• **Task to carry out**
Output each line of the material exactly as it stands.

══════════

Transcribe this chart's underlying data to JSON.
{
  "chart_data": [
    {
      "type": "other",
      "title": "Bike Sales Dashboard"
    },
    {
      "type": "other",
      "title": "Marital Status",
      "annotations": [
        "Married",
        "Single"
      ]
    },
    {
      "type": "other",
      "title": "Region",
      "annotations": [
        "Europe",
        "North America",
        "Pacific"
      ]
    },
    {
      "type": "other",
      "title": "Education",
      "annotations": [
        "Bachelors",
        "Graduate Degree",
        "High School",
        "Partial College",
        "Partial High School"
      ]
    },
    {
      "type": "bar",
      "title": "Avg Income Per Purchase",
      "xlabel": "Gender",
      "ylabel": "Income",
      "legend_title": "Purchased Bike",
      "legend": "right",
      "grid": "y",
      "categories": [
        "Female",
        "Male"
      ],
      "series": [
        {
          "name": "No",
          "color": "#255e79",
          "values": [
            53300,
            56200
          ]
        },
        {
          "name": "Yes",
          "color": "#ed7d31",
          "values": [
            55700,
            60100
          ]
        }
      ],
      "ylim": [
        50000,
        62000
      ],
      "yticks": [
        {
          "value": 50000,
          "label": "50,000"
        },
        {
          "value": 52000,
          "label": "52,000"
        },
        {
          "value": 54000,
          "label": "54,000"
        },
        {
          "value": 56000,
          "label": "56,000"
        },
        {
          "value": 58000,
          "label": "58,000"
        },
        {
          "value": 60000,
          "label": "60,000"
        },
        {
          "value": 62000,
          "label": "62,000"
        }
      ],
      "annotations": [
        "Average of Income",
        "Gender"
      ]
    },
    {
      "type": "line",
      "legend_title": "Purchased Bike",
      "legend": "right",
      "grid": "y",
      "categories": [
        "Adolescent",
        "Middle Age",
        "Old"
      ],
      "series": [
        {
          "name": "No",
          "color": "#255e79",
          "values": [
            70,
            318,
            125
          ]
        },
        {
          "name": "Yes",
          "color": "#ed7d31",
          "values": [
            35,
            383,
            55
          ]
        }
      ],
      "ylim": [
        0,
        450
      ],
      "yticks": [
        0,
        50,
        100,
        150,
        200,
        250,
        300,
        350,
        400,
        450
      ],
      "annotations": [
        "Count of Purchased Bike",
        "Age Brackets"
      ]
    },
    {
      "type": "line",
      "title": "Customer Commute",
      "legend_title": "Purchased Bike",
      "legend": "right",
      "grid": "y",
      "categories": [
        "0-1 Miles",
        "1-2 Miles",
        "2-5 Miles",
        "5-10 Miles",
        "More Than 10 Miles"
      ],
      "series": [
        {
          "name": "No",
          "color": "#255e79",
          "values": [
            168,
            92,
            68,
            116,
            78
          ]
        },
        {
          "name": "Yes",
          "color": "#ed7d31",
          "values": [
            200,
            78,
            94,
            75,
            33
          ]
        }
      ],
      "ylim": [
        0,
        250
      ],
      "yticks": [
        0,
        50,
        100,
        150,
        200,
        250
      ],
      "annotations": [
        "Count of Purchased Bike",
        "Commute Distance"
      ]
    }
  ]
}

══════════

• **Written answer**
Transcribe this chart's underlying data to JSON.
{
  "chart_data": [
    {
      "type": "other",
      "title": "Bike Sales Dashboard"
    },
    {
      "type": "other",
      "title": "Marital Status",
      "annotations": [
        "Married",
        "Single"
      ]
    },
    {
      "type": "other",
      "title": "Region",
      "annotations": [
        "Europe",
        "North America",
        "Pacific"
      ]
    },
    {
      "type": "other",
      "title": "Education",
      "annotations": [
        "Bachelors",
        "Graduate Degree",
        "High School",
        "Partial College",
        "Partial High School"
      ]
    },
    {
      "type": "bar",
      "title": "Avg Income Per Purchase",
      "xlabel": "Gender",
      "ylabel": "Income",
      "legend_title": "Purchased Bike",
      "legend": "right",
      "grid": "y",
      "categories": [
        "Female",
        "Male"
      ],
      "series": [
        {
          "name": "No",
          "color": "#255e79",
          "values": [
            53300,
            56200
          ]
        },
        {
          "name": "Yes",
          "color": "#ed7d31",
          "values": [
            55700,
            60100
          ]
        }
      ],
      "ylim": [
        50000,
        62000
      ],
      "yticks": [
        {
          "value": 50000,
          "label": "50,000"
        },
        {
          "value": 52000,
          "label": "52,000"
        },
        {
          "value": 54000,
          "label": "54,000"
        },
        {
          "value": 56000,
          "label": "56,000"
        },
        {
          "value": 58000,
          "label": "58,000"
        },
        {
          "value": 60000,
          "label": "60,000"
        },
        {
          "value": 62000,
          "label": "62,000"
        }
      ],
      "annotations": [
        "Average of Income",
        "Gender"
      ]
    },
    {
      "type": "line",
      "legend_title": "Purchased Bike",
      "legend": "right",
      "grid": "y",
      "categories": [
        "Adolescent",
        "Middle Age",
        "Old"
      ],
      "series": [
        {
          "name": "No",
          "color": "#255e79",
          "values": [
            70,
            318,
            125
          ]
        },
        {
          "name": "Yes",
          "color": "#ed7d31",
          "values": [
            35,
            383,
            55
          ]
        }
      ],
      "ylim": [
        0,
        450
      ],
      "yticks": [
        0,
        50,
        100,
        150,
        200,
        250,
        300,
        350,
        400,
        450
      ],
      "annotations": [
        "Count of Purchased Bike",
        "Age Brackets"
      ]
    },
    {
      "type": "line",
      "title": "Customer Commute",
      "legend_title": "Purchased Bike",
      "legend": "right",
      "grid": "y",
      "categories": [
        "0-1 Miles",
        "1-2 Miles",
        "2-5 Miles",
        "5-10 Miles",
        "More Than 10 Miles"
      ],
      "series": [
        {
          "name": "No",
          "color": "#255e79",
          "values": [
            168,
            92,
            68,
            116,
            78
          ]
        },
        {
          "name": "Yes",
          "color": "#ed7d31",
          "values": [
            200,
            78,
            94,
            75,
            33
          ]
        }
      ],
      "ylim": [
        0,
        250
      ],
      "yticks": [
        0,
        50,
        100,
        150,
        200,
        250
      ],
      "annotations": [
        "Count of Purchased Bike",
        "Commute Distance"
      ]
    }
  ]
}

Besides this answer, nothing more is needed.